THE TASK:
Quote only the lines from the one containing "Output a JSON" through the final line, both included, and omit the pictures.

INFORMATION SHOWN:
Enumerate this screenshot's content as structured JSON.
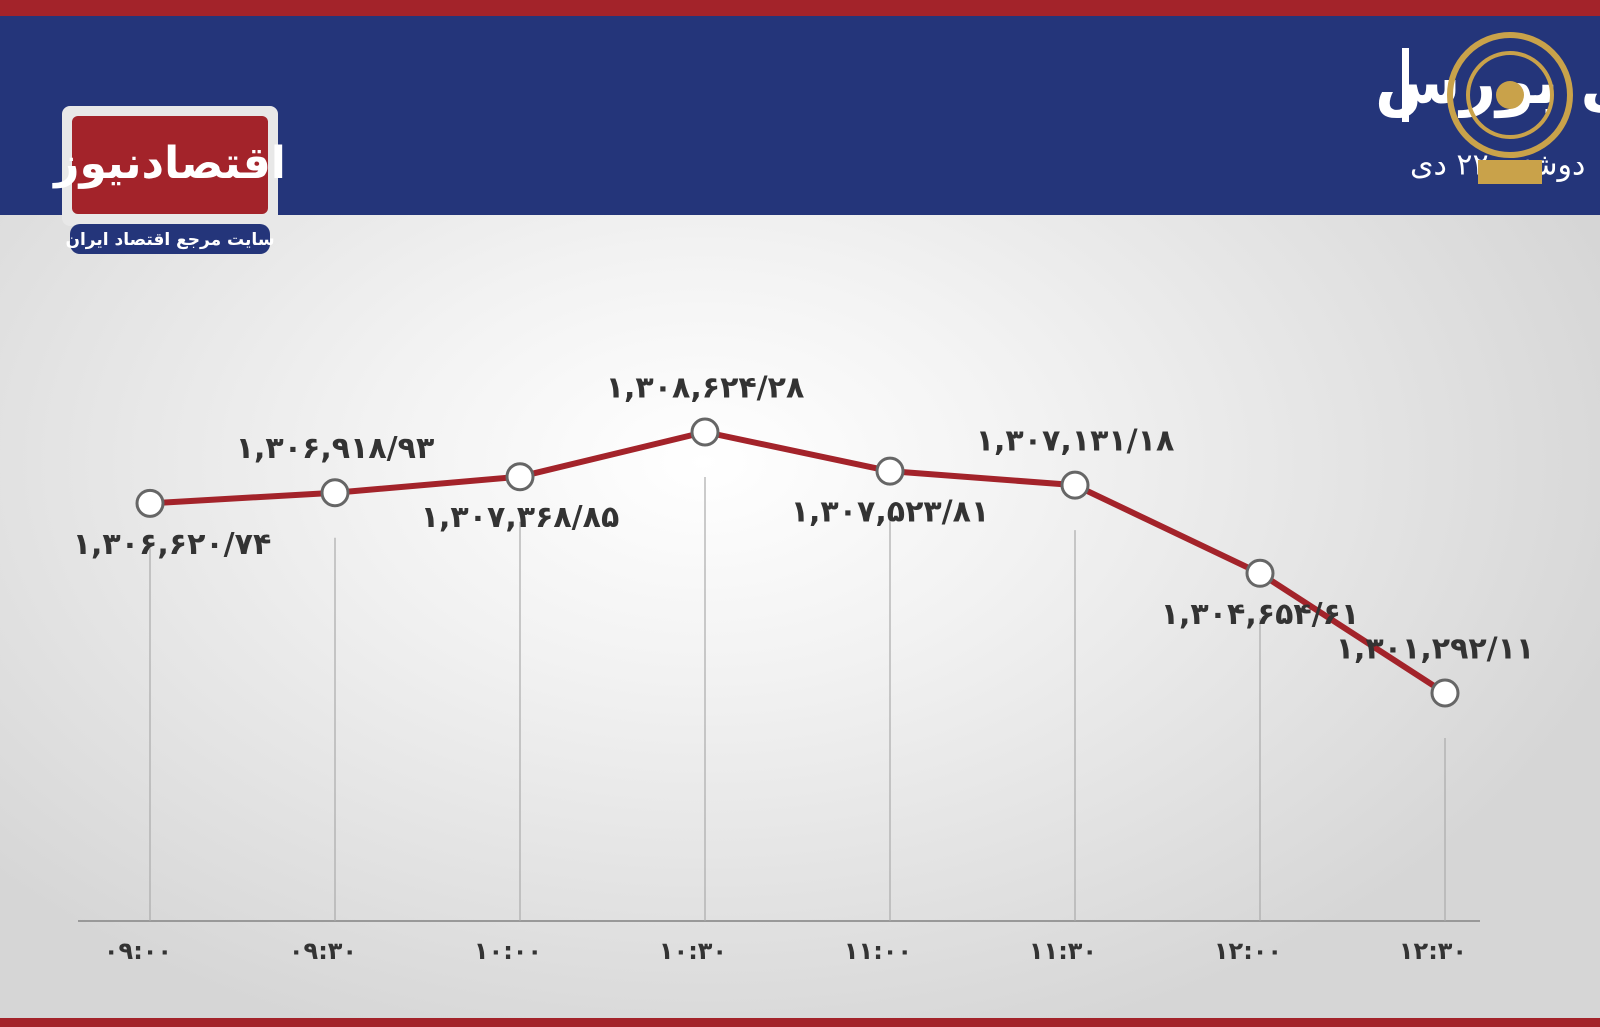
{
  "header": {
    "title": "روند هفته شاخص کل بورس",
    "subtitle": "دوشنبه ۲۲ دی",
    "logo": "اقتصادنیوز",
    "tagline": "سایت مرجع اقتصاد ایران"
  },
  "chart_data": {
    "type": "line",
    "categories": [
      "۰۹:۰۰",
      "۰۹:۳۰",
      "۱۰:۰۰",
      "۱۰:۳۰",
      "۱۱:۰۰",
      "۱۱:۳۰",
      "۱۲:۰۰",
      "۱۲:۳۰"
    ],
    "values": [
      1306620.74,
      1306918.93,
      1307368.85,
      1308624.28,
      1307523.81,
      1307131.18,
      1304654.61,
      1301292.11
    ],
    "value_labels": [
      "۱,۳۰۶,۶۲۰/۷۴",
      "۱,۳۰۶,۹۱۸/۹۳",
      "۱,۳۰۷,۳۶۸/۸۵",
      "۱,۳۰۸,۶۲۴/۲۸",
      "۱,۳۰۷,۵۲۳/۸۱",
      "۱,۳۰۷,۱۳۱/۱۸",
      "۱,۳۰۴,۶۵۴/۶۱",
      "۱,۳۰۱,۲۹۲/۱۱"
    ],
    "color": "#a3232a"
  }
}
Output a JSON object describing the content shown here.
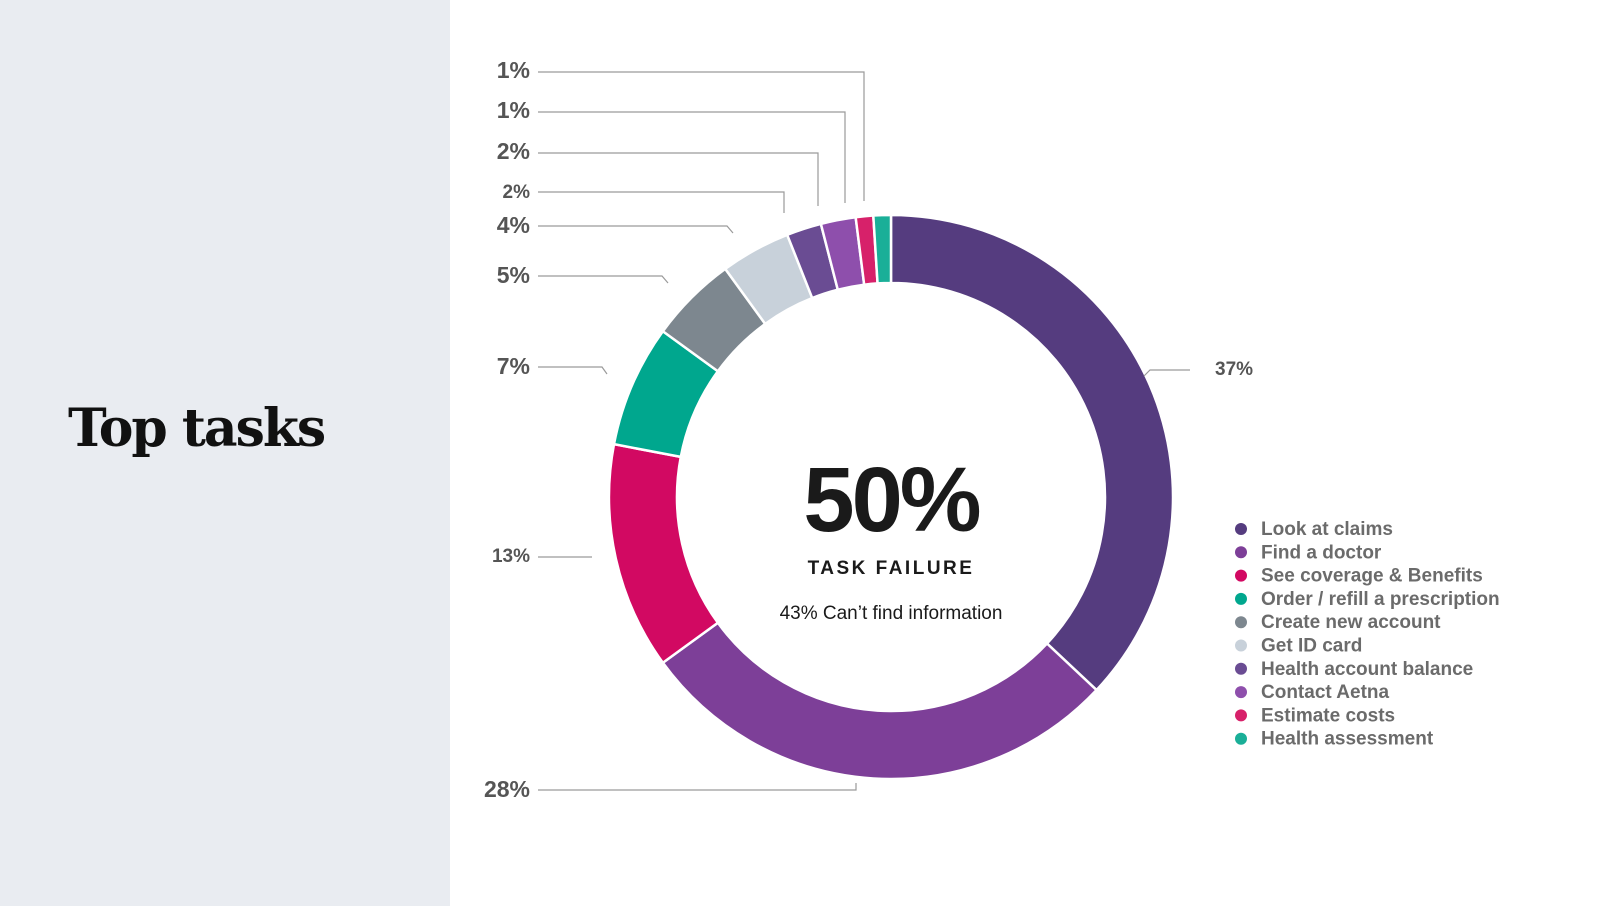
{
  "page": {
    "title": "Top tasks"
  },
  "chart_data": {
    "type": "pie",
    "style": "donut",
    "categories": [
      "Look at claims",
      "Find a doctor",
      "See coverage & Benefits",
      "Order / refill a prescription",
      "Create new account",
      "Get ID card",
      "Health account balance",
      "Contact Aetna",
      "Estimate costs",
      "Health assessment"
    ],
    "values": [
      37,
      28,
      13,
      7,
      5,
      4,
      2,
      2,
      1,
      1
    ],
    "labels": [
      "37%",
      "28%",
      "13%",
      "7%",
      "5%",
      "4%",
      "2%",
      "2%",
      "1%",
      "1%"
    ],
    "colors": [
      "#553c7f",
      "#7d3f98",
      "#d20962",
      "#00a78e",
      "#7d878f",
      "#c8d1da",
      "#6a4c93",
      "#8e4fac",
      "#d7216a",
      "#1aaf98"
    ],
    "center": {
      "value": "50%",
      "label": "TASK FAILURE",
      "note": "43% Can’t find information"
    },
    "legend_position": "right"
  }
}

THE SOLUTION:
Output a JSON object describing the content shown here.
{
  "page": {
    "title": "Top tasks"
  },
  "chart_data": {
    "type": "pie",
    "style": "donut",
    "categories": [
      "Look at claims",
      "Find a doctor",
      "See coverage & Benefits",
      "Order / refill a prescription",
      "Create new account",
      "Get ID card",
      "Health account balance",
      "Contact Aetna",
      "Estimate costs",
      "Health assessment"
    ],
    "values": [
      37,
      28,
      13,
      7,
      5,
      4,
      2,
      2,
      1,
      1
    ],
    "labels": [
      "37%",
      "28%",
      "13%",
      "7%",
      "5%",
      "4%",
      "2%",
      "2%",
      "1%",
      "1%"
    ],
    "colors": [
      "#553c7f",
      "#7d3f98",
      "#d20962",
      "#00a78e",
      "#7d878f",
      "#c8d1da",
      "#6a4c93",
      "#8e4fac",
      "#d7216a",
      "#1aaf98"
    ],
    "center": {
      "value": "50%",
      "label": "TASK FAILURE",
      "note": "43% Can’t find information"
    },
    "legend_position": "right"
  }
}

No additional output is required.